═══ Text section ═══
Article Archive

 

Quick Character Motivation Exercise 

©
2001 by Alicia Rasley

Here's a quick exercise to help you explore your protagonist's needs and values and strengths and issues.

Mixing External with Internal and Turning Up the Heat

1. Fill in the blanks: (Protagonist name) ____________ wants (goal)
_________________ by (time, date, occasion) _______________, because
(motivation) ______________. If (name) _____________ doesn't get this, (he/she)
_____ thinks that (something bad) _______________ will happen. If (name)
______________ does get this, (he/she) ______ thinks that (something good)
________________ will happen.

Example: Theresa wants to find her birthparents while Adam is still in town to help her
with the search (two weeks), because she thinks they will tell her why they gave her up.
If Theresa doesn't find them, she thinks that once her adoptive mother dies, she will be
all alone. If Theresa does find them, she thinks that she will finally belong to a real
family.

2. Fill in the blanks:
(Name) _______________ is on a journey from (one state of being)
________________ to (another state of being) ________________, and to get there,
(he/she) ___________ must (learn, grow, overcome something)
___________________________. The external plot powers (name) _________ on this
journey because it challenges (him/her) _______ to (do, become, change)
________________.
═══ Record extracts ═══
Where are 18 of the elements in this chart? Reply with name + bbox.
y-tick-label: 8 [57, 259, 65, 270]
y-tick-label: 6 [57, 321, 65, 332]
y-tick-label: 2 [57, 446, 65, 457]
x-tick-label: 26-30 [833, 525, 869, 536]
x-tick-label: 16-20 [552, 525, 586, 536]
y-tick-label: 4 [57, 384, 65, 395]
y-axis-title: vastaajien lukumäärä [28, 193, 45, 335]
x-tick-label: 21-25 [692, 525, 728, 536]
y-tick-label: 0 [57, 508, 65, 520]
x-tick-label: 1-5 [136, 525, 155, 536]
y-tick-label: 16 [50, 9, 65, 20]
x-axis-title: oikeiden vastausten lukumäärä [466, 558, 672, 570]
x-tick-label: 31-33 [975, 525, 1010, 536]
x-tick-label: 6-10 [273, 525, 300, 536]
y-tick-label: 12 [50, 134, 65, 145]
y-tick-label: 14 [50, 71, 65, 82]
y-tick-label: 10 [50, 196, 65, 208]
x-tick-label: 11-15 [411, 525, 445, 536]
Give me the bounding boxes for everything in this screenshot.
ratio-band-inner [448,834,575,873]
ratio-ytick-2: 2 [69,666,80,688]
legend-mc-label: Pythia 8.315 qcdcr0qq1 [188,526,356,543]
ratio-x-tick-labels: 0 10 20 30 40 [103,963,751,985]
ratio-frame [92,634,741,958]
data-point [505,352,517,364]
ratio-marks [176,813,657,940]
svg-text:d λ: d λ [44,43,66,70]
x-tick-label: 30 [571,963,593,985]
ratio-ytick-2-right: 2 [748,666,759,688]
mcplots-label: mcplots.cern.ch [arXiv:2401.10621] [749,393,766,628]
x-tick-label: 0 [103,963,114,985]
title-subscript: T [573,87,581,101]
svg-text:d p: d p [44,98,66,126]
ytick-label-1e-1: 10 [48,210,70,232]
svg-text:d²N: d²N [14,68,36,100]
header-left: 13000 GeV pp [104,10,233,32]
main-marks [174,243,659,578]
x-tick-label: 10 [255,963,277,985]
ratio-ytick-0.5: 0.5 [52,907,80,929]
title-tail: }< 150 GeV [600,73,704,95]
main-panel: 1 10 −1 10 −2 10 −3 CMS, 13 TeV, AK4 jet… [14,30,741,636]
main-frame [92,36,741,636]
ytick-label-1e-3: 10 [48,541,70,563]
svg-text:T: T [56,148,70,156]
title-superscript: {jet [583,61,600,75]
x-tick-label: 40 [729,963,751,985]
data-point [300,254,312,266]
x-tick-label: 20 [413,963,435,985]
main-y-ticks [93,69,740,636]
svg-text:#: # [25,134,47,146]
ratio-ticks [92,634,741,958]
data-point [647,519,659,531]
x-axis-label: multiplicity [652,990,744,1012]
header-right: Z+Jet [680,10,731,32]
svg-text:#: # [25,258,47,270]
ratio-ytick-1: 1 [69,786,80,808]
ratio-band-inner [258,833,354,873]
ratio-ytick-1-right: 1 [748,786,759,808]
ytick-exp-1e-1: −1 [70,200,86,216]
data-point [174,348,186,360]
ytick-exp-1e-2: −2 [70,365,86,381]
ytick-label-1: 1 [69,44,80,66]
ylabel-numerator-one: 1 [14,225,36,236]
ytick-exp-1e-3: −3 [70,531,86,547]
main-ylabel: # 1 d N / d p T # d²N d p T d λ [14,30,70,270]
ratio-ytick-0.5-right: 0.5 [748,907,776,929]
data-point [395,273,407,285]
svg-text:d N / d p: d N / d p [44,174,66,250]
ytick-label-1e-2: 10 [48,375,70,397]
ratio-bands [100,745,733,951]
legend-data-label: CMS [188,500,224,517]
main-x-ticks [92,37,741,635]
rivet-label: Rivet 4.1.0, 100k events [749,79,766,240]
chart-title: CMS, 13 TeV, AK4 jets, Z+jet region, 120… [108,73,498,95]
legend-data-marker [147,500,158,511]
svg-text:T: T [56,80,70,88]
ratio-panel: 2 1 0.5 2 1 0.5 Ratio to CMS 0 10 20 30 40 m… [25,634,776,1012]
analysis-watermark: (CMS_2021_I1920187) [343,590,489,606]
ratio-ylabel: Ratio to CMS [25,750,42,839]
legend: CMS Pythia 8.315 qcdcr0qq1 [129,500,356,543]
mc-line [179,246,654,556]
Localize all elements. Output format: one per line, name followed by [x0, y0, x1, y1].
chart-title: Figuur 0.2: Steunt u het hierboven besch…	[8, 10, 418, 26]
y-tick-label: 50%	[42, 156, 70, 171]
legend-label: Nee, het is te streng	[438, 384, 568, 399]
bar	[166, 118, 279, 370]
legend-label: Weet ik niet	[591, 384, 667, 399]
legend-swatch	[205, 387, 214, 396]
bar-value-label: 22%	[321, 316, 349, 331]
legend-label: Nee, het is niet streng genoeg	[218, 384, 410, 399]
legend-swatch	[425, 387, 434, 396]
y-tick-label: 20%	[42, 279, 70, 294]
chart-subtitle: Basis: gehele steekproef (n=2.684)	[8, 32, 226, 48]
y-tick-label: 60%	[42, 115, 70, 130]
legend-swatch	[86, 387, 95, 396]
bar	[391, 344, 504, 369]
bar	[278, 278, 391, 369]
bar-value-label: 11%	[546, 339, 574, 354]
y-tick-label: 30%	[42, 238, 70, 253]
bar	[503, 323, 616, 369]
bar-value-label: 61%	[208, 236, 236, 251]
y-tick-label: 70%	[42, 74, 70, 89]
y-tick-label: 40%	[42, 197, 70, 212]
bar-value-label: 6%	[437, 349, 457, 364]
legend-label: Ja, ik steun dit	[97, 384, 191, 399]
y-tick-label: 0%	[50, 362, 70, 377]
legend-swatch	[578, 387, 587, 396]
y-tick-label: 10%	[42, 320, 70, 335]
═══
Required tasks:
**a.** In the character motivation exercise, how long will Adam be in town to help Theresa with her search?
**b.** Pick up the character motivation exercise at the point where it ends and keep writing.

Results in order:
**a.** Two weeks.

**b.**
Theresa is on a journey from isolation to alliance, and to get there, she must learn to
give up the dreams of the ideal family and embrace the one she has. The external plot
powers Theresa on this journey because it challenges her to search for the truth and to
take her adoptive sisters into her confidence.

3. Jot down what your protagonist does in your external plot in the:

Beginning--
Middle--
End--

B-- Theresa comes home to search for her birthmother, hiding her plan from her adoptive sisters and mother.
M-- With help from the mysterious Adam, Theresa tracks her original family to a nearby town.
E-- Theresa learns that Adam isn't who she thought he was, and that her original family is not the ideal she'd hoped for. When Adam threatens her sisters, she realizes that she must accept them as her family and let go of her dream of restoring the past.

4. (Name's) _____________________ central strength is __________________. This is brought out in the external plot because ________________________________.

Some problems that come along with this strength are:
___________________________________________.

Theresa's central strength is her scrupulous determination not to sin, to be virtuous. This is brought out in the external plot because she must rejoin the real world (after a long religious retreat) and deal with its moral ambiguities.  She once thought if she were good enough, her birthmother would come back for her.  Some problems that come with this strength are: self-righteousness, alienation from her "sinful" sister, over-strictness, self-absorption, fear that a mistake will lead to ostracism and condemnation, others' perception that she's cold and unforgiving.

5. More than anything, (protagonist name) is afraid of __________________. The last thing he/she wants to do is ___________________.

More than anything, Theresa is afraid of loving too much and being abandoned.  The last thing she wants to do is trust in the love of the sisters who have never really accepted her. 
_____  
Alicia Rasley is a 13-year member of Romance Writers of America, a writing teacher, and a RITA-award winning Regency author. She teaches at Painted Rock Writers Colony. She has graciously given Just About Write permission to reprint her articles.

Back to Article Archive.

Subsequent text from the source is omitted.